▶ _GIVEN REQUEST_
Please give the records below again, everything from the line containing "Find 100 of" down to the line containing "- close-icon[interactable]: [1005, 30, 1022, 46]", switching "tree-item" to "list-item" and leaving all else unchanged.

▶ _DATA EXTRACT_
*-*-*

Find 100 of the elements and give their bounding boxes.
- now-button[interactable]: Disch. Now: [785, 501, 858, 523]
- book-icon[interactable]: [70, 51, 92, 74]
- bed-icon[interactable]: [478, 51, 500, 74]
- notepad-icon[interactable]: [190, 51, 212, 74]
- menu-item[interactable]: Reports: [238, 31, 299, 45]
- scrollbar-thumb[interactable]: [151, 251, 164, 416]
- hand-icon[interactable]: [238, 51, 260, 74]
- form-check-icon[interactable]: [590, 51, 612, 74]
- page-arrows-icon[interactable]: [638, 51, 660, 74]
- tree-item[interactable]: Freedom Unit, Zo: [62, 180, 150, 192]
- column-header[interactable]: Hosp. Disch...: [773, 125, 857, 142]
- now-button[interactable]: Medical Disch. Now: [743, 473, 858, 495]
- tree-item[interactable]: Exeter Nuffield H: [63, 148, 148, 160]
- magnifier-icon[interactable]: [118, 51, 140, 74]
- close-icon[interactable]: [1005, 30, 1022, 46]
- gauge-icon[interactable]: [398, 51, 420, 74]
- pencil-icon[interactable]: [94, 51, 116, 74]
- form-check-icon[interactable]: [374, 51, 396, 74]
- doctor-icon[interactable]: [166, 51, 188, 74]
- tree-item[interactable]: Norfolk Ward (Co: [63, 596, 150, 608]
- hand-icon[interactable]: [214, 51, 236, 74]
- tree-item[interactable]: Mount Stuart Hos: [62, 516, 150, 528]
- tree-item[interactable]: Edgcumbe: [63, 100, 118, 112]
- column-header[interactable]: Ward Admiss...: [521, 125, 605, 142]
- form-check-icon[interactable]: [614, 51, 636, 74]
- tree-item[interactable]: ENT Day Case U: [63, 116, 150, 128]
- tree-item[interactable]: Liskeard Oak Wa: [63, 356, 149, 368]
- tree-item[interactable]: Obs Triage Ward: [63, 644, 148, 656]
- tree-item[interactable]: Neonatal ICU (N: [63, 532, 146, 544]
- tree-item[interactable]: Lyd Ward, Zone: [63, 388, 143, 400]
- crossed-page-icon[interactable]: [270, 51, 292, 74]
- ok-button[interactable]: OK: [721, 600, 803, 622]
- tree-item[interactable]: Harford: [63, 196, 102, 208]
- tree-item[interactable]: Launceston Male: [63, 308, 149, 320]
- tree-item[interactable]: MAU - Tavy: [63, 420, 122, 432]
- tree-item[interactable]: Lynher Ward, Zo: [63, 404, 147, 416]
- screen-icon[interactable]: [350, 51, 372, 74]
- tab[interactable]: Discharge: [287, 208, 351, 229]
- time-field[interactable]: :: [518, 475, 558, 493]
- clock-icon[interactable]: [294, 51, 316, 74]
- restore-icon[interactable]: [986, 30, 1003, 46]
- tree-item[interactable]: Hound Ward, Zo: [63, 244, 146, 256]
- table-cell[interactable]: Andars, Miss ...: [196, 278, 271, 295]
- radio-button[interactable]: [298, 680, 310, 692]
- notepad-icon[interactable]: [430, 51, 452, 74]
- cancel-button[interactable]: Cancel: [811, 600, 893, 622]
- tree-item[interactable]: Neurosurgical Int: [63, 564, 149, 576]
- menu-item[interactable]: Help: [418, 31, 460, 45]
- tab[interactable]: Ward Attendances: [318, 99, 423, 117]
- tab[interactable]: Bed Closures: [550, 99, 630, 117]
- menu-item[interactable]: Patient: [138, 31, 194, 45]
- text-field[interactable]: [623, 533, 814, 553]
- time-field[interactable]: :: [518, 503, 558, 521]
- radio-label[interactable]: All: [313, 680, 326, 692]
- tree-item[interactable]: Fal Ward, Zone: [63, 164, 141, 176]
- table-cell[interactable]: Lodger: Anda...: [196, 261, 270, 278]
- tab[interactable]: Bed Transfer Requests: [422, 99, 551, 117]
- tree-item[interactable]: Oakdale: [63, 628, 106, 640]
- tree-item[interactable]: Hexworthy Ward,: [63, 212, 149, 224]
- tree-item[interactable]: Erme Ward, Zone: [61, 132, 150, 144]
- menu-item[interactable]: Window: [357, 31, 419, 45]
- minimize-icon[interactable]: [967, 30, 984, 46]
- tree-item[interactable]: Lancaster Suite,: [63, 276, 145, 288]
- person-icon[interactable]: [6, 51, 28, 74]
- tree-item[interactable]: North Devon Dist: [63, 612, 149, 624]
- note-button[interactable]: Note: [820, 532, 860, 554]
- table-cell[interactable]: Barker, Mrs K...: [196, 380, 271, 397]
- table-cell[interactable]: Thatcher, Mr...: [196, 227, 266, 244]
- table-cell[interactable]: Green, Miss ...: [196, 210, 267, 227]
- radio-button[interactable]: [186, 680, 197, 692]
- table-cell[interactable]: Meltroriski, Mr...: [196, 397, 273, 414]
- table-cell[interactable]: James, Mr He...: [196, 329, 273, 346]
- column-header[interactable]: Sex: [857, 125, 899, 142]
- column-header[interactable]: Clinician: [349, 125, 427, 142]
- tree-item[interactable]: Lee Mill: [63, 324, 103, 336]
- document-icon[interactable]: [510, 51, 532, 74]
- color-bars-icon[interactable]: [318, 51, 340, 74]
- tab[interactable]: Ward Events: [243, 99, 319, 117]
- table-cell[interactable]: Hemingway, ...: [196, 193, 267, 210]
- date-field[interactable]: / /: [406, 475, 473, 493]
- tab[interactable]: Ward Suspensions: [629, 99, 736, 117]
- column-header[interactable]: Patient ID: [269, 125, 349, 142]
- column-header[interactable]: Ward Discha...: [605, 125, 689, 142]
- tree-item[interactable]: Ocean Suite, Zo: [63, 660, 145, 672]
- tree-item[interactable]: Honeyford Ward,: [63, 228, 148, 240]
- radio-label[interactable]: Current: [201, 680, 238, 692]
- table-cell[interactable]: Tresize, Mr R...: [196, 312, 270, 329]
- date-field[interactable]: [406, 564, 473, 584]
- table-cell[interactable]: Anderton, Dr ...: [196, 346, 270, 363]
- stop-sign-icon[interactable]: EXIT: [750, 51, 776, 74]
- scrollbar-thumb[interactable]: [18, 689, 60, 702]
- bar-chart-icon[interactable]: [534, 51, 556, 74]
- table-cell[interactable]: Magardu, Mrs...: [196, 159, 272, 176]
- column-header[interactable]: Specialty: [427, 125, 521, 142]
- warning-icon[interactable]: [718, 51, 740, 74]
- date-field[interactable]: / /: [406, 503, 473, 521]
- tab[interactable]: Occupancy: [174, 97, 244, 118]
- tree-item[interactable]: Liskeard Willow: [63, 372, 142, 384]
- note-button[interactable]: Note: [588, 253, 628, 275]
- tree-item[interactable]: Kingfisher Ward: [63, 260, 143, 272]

*-*-*

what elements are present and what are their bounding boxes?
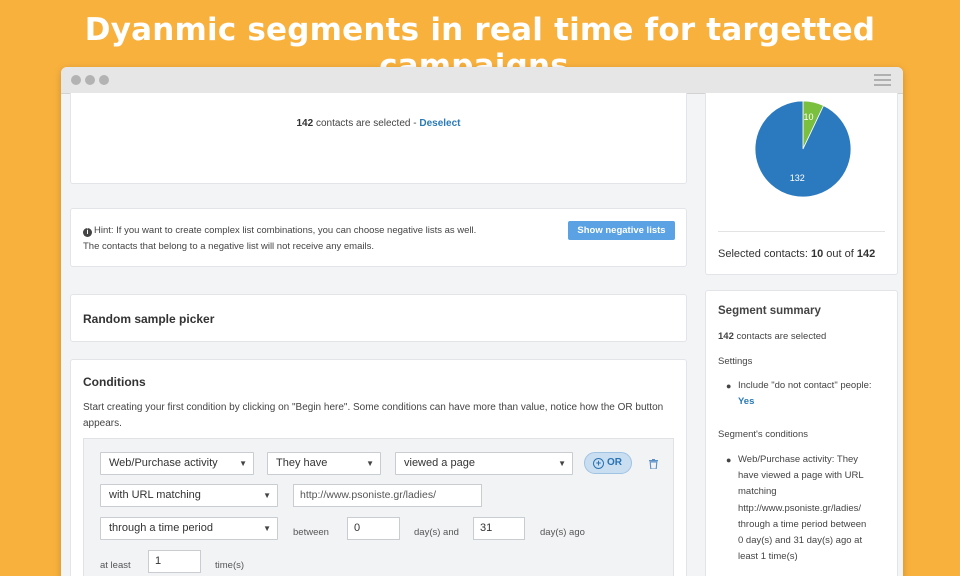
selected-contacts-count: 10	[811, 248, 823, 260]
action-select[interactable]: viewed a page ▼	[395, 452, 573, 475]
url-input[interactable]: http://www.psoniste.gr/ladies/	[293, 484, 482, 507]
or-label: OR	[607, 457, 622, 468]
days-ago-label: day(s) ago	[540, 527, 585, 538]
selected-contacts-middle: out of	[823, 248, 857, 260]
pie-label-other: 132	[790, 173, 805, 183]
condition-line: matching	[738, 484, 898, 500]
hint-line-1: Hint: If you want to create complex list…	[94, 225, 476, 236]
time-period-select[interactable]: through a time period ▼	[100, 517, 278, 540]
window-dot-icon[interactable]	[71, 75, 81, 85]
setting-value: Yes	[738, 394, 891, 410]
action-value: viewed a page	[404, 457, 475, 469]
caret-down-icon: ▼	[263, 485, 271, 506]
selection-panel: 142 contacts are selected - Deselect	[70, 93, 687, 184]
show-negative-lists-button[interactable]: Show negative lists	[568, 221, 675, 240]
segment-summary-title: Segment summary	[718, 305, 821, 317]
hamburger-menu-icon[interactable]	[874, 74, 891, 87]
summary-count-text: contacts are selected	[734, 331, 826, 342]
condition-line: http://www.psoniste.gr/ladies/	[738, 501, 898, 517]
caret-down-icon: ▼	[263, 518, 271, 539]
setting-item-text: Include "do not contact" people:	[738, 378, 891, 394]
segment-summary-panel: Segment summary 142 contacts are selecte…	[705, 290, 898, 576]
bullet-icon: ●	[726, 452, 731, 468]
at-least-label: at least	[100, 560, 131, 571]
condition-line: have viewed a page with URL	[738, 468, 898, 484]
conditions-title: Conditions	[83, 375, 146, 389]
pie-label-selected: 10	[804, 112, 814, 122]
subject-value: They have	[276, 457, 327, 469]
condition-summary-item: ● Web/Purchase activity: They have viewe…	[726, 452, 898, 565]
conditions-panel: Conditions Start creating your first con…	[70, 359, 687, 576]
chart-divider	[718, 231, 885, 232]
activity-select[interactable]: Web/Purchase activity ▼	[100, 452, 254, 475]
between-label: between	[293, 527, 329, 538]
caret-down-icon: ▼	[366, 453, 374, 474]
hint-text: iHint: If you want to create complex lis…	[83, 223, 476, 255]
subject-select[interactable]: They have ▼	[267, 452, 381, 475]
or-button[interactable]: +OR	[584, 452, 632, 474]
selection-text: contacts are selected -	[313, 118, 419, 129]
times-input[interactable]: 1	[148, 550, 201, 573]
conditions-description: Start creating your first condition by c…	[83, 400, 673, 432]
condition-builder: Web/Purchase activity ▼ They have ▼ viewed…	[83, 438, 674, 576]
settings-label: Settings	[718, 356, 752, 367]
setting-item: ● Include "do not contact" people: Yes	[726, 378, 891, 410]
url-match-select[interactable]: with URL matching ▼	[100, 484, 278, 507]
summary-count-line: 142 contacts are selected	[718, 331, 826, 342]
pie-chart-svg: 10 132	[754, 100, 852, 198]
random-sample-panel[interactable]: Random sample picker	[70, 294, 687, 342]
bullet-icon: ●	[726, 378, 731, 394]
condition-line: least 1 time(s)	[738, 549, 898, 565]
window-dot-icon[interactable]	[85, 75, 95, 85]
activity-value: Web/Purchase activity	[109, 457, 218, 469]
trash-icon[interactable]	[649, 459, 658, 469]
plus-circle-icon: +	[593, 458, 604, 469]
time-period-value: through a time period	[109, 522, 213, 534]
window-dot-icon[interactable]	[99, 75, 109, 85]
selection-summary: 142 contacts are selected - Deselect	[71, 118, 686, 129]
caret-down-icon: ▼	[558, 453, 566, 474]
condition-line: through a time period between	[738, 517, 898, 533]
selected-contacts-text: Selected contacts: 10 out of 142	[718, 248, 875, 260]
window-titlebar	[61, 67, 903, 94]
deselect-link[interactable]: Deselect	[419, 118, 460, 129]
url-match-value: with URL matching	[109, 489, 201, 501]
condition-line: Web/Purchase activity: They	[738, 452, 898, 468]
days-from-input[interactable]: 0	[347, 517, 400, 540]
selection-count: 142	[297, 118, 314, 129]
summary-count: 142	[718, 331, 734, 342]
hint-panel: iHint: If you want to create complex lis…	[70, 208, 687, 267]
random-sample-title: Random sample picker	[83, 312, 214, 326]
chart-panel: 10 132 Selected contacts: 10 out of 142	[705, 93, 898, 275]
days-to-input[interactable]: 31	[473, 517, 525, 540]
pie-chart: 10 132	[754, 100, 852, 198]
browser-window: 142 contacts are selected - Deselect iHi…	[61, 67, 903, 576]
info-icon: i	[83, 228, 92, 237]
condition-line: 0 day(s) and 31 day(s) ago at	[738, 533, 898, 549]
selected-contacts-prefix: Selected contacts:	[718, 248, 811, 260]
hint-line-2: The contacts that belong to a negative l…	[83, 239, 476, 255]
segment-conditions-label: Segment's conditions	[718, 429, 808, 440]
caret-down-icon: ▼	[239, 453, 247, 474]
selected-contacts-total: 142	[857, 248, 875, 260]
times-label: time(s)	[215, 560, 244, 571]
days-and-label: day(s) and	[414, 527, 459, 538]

*-*-*

▶ _TASK ANSWER_
Find 100 of the elements and give their bounding boxes.
- now-button[interactable]: Disch. Now: [785, 501, 858, 523]
- book-icon[interactable]: [70, 51, 92, 74]
- bed-icon[interactable]: [478, 51, 500, 74]
- notepad-icon[interactable]: [190, 51, 212, 74]
- menu-item[interactable]: Reports: [238, 31, 299, 45]
- scrollbar-thumb[interactable]: [151, 251, 164, 416]
- hand-icon[interactable]: [238, 51, 260, 74]
- form-check-icon[interactable]: [590, 51, 612, 74]
- page-arrows-icon[interactable]: [638, 51, 660, 74]
- list-item[interactable]: Freedom Unit, Zo: [62, 180, 150, 192]
- column-header[interactable]: Hosp. Disch...: [773, 125, 857, 142]
- now-button[interactable]: Medical Disch. Now: [743, 473, 858, 495]
- list-item[interactable]: Exeter Nuffield H: [63, 148, 148, 160]
- magnifier-icon[interactable]: [118, 51, 140, 74]
- close-icon[interactable]: [1005, 30, 1022, 46]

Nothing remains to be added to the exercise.